## start Data lines

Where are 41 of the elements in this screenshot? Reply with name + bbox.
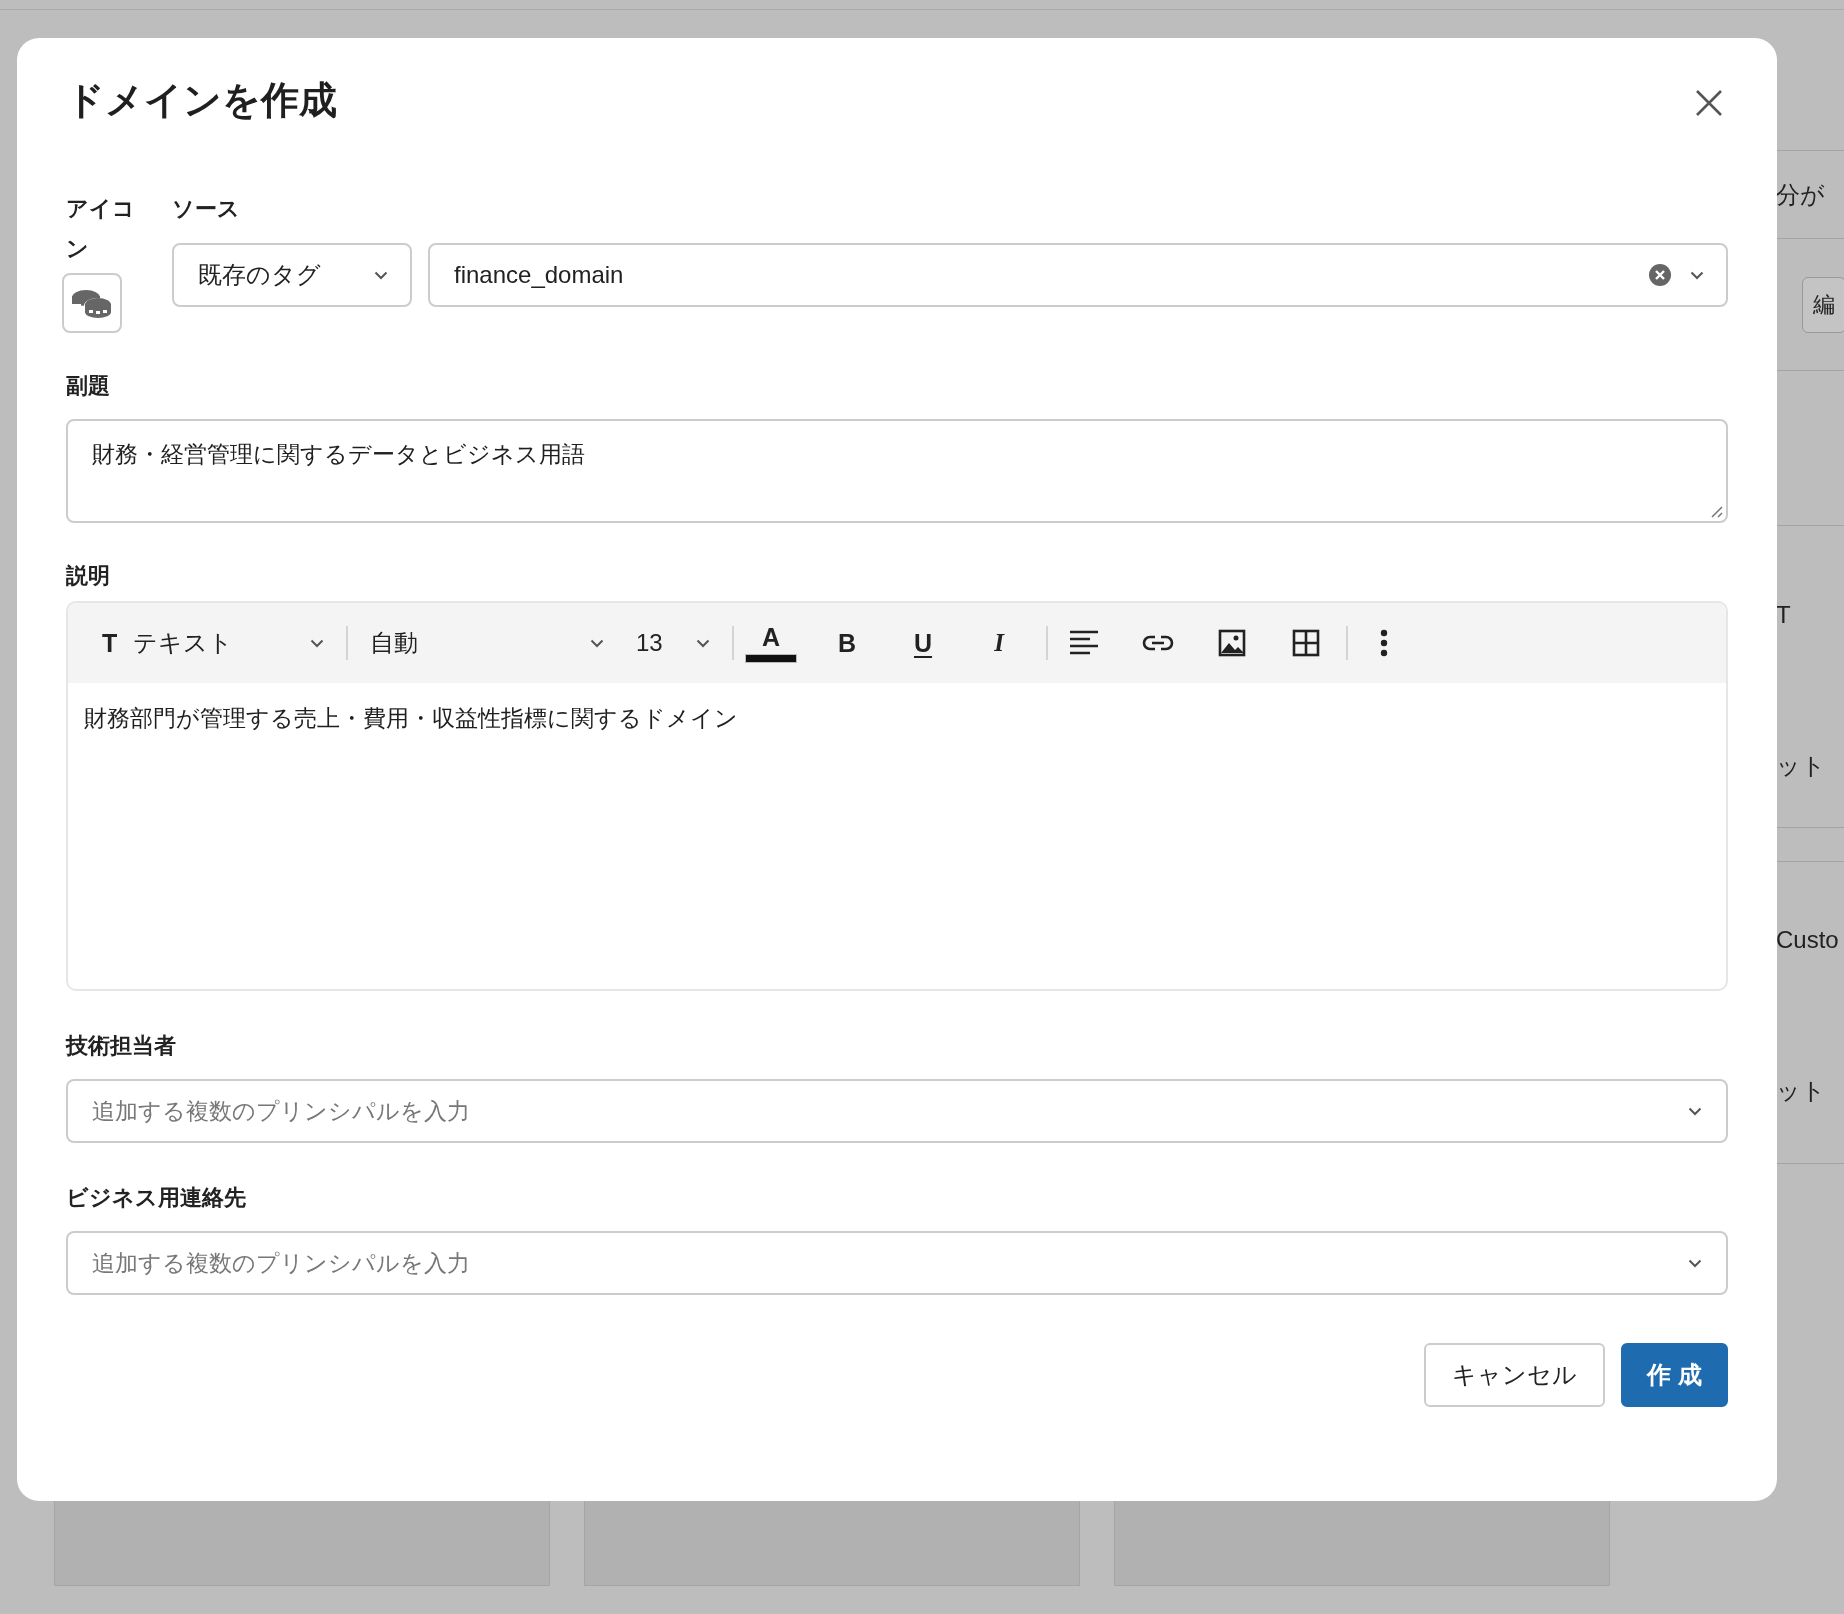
field-label: 説明: [66, 563, 110, 589]
chevron-down-icon: [310, 638, 324, 648]
page-text: ット: [1776, 751, 1826, 781]
chevron-down-icon: [590, 638, 604, 648]
cancel-button[interactable]: キャンセル: [1424, 1343, 1606, 1408]
page-text: ット: [1776, 1075, 1826, 1106]
page-text: Custo: [1776, 925, 1839, 954]
dialog-title: ドメインを作成: [66, 78, 337, 123]
resize-grip-icon[interactable]: [1709, 504, 1723, 519]
text-color-button[interactable]: A: [742, 617, 800, 670]
page-text: 分が: [1776, 179, 1825, 210]
tag-select[interactable]: finance_domain: [428, 243, 1728, 308]
field-label: 副題: [66, 373, 110, 399]
chevron-down-icon: [1690, 270, 1704, 280]
chevron-down-icon: [374, 270, 388, 280]
contact-field[interactable]: 追加する複数のプリンシパルを入力: [66, 1231, 1728, 1296]
edit-button[interactable]: 編: [1802, 276, 1844, 333]
page-text: T: [1776, 601, 1791, 629]
format-dropdown[interactable]: 13: [622, 617, 724, 670]
close-icon[interactable]: [1694, 88, 1724, 118]
rich-text-editor[interactable]: T テキスト 自動 13 A B U I 財務部門が管理する売上・費用・収益性指標に関するドメイン: [66, 601, 1728, 992]
field-label: ソース: [172, 195, 241, 224]
icon-picker[interactable]: [62, 273, 122, 334]
field-label: アイコン: [66, 195, 136, 264]
field-label: ビジネス用連絡先: [66, 1185, 246, 1211]
clear-icon[interactable]: [1648, 263, 1672, 288]
format-dropdown[interactable]: T テキスト: [88, 617, 338, 670]
italic-button[interactable]: I: [970, 617, 1028, 670]
create-button[interactable]: 作 成: [1621, 1343, 1728, 1408]
bold-button[interactable]: B: [818, 617, 876, 670]
coins-icon: [70, 287, 114, 320]
field-label: 技術担当者: [66, 1033, 176, 1059]
owner-field[interactable]: 追加する複数のプリンシパルを入力: [66, 1079, 1728, 1144]
chevron-down-icon: [696, 638, 710, 648]
underline-button[interactable]: U: [894, 617, 952, 670]
chevron-down-icon: [1688, 1258, 1702, 1268]
format-dropdown[interactable]: 自動: [356, 617, 618, 670]
editor-text: 財務部門が管理する売上・費用・収益性指標に関するドメイン: [83, 704, 739, 734]
subtitle-field[interactable]: 財務・経営管理に関するデータとビジネス用語: [66, 419, 1728, 524]
source-select[interactable]: 既存のタグ: [172, 243, 412, 308]
chevron-down-icon: [1688, 1106, 1702, 1116]
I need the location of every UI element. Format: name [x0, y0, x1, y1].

## end Data lines

Which lines in the items above contain the string "label"? Pick out each of them and copy it in full, treating uppercase and lowercase as different.

*Final result*:
field-label: 説明: [66, 563, 110, 589]
field-label: 副題: [66, 373, 110, 399]
field-label: ソース: [172, 195, 241, 224]
field-label: アイコン: [66, 195, 136, 264]
field-label: ビジネス用連絡先: [66, 1185, 246, 1211]
field-label: 技術担当者: [66, 1033, 176, 1059]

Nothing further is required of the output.